TASK INSTRUCTIONS: Copy everything from the line containing "Text: O: O xyxy=(224,127,232,137)" down to the line containing "Localize all elements.", changing "at most" to "no more than" and leaving all else as it is. Give only those lines.

ROWS:
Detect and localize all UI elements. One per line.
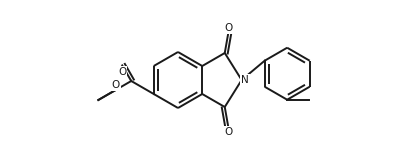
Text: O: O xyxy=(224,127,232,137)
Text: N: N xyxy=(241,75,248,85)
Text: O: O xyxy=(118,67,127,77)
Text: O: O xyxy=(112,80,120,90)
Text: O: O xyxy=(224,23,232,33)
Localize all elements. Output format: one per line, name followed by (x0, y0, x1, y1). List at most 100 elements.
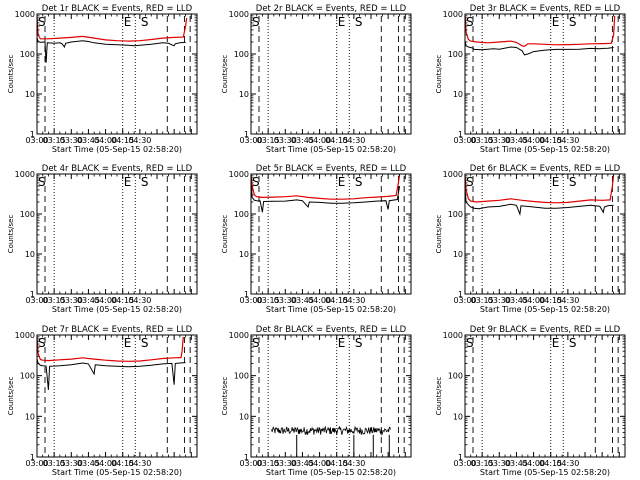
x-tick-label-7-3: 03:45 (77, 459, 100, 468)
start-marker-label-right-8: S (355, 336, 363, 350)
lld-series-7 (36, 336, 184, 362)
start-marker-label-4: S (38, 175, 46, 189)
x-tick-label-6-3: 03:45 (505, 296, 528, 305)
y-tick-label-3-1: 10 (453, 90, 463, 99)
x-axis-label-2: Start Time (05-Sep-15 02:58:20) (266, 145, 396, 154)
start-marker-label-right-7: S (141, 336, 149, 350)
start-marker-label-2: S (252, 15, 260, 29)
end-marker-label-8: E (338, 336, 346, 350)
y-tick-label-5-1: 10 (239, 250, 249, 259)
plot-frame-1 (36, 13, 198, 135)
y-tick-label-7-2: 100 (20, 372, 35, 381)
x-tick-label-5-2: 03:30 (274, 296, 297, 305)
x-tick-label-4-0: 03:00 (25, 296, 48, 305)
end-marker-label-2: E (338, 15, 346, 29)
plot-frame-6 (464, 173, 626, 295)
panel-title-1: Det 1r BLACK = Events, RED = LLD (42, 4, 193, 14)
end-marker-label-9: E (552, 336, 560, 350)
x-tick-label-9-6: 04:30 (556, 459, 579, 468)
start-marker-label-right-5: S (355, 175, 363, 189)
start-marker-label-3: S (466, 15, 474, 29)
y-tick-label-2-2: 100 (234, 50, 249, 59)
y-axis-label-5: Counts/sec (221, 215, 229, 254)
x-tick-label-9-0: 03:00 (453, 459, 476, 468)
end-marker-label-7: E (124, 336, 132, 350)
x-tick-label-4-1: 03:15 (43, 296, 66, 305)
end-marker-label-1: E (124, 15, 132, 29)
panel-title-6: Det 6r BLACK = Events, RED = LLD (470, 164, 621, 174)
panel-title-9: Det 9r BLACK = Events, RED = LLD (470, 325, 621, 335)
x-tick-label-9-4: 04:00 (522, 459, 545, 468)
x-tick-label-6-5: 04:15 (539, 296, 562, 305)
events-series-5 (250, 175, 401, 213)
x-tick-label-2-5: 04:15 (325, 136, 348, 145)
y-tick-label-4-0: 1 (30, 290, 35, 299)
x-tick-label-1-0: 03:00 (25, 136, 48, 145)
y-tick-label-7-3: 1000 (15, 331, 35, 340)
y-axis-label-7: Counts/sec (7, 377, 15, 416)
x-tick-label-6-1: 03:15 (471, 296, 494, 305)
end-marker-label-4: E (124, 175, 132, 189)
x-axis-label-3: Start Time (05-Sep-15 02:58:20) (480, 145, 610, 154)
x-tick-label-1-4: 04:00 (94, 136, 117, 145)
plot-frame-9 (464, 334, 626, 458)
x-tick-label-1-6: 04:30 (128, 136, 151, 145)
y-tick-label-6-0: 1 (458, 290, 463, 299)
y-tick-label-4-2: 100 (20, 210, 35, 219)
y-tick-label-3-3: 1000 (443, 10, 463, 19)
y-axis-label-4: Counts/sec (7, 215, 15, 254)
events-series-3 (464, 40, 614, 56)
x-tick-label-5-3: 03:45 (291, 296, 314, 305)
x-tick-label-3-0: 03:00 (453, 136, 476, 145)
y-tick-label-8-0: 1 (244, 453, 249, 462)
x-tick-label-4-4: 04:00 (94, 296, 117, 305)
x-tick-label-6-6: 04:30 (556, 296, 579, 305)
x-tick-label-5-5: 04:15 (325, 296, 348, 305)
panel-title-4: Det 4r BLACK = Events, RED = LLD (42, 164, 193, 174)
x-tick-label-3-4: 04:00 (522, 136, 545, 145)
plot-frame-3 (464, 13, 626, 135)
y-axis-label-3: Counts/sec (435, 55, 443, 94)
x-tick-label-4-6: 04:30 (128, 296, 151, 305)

SOLUTION:
Text: O: O xyxy=(224,127,232,137)
Text: N: N xyxy=(241,75,248,85)
Text: O: O xyxy=(118,67,127,77)
Text: O: O xyxy=(112,80,120,90)
Text: O: O xyxy=(224,23,232,33)
Localize all elements. Output format: one per line, name followed by (x0, y0, x1, y1). List no more than 100 elements.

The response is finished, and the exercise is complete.